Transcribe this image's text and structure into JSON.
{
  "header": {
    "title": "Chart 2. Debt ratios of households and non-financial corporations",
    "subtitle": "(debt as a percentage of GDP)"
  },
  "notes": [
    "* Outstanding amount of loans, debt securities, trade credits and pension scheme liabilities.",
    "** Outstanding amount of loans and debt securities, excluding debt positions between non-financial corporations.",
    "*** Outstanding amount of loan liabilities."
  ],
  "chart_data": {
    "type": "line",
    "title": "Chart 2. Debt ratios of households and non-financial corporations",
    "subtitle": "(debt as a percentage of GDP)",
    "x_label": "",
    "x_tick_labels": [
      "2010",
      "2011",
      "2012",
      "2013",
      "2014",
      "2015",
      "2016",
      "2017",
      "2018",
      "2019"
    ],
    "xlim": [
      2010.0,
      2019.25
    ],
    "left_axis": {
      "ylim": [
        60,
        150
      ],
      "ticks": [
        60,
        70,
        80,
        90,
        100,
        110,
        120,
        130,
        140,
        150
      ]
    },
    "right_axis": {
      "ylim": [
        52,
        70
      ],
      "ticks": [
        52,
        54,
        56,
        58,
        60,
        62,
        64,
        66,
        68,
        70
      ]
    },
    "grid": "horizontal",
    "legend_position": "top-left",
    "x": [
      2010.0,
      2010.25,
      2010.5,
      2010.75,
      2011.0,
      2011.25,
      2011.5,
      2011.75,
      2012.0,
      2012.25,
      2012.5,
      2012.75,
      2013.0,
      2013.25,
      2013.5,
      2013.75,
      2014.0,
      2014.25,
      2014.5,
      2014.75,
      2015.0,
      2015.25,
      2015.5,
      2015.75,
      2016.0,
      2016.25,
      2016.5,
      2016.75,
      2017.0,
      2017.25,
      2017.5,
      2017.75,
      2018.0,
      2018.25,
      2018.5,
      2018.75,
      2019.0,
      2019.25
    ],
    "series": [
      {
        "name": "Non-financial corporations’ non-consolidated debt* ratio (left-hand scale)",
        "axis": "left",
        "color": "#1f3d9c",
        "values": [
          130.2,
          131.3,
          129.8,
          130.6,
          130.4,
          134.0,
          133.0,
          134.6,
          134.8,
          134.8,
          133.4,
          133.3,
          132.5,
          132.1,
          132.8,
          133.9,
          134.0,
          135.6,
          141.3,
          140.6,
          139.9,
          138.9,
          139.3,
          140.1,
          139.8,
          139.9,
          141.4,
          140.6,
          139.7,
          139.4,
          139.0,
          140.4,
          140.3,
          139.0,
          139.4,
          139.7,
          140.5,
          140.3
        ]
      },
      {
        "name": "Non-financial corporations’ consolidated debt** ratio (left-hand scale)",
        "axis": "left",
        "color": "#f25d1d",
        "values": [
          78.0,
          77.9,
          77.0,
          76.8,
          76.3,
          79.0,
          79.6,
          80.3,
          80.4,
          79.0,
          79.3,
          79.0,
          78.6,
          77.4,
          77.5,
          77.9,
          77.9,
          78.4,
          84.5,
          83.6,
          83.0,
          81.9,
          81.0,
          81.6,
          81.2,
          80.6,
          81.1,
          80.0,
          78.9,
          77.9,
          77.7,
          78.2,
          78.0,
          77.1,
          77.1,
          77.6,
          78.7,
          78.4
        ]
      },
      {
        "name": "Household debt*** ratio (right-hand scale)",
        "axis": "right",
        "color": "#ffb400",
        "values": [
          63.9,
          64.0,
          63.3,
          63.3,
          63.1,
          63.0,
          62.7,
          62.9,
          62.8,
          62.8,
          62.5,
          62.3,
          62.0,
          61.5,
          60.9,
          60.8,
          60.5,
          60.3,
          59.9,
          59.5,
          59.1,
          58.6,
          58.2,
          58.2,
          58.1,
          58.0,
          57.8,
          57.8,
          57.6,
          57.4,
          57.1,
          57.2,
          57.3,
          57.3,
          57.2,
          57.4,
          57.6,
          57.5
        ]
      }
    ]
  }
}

....................

# Stated problem
Your task is to list each line of the records with the word "Outstanding".

# Worked solution
    "* Outstanding amount of loans, debt securities, trade credits and pension scheme liabilities.",
    "** Outstanding amount of loans and debt securities, excluding debt positions between non-financial corporations.",
    "*** Outstanding amount of loan liabilities."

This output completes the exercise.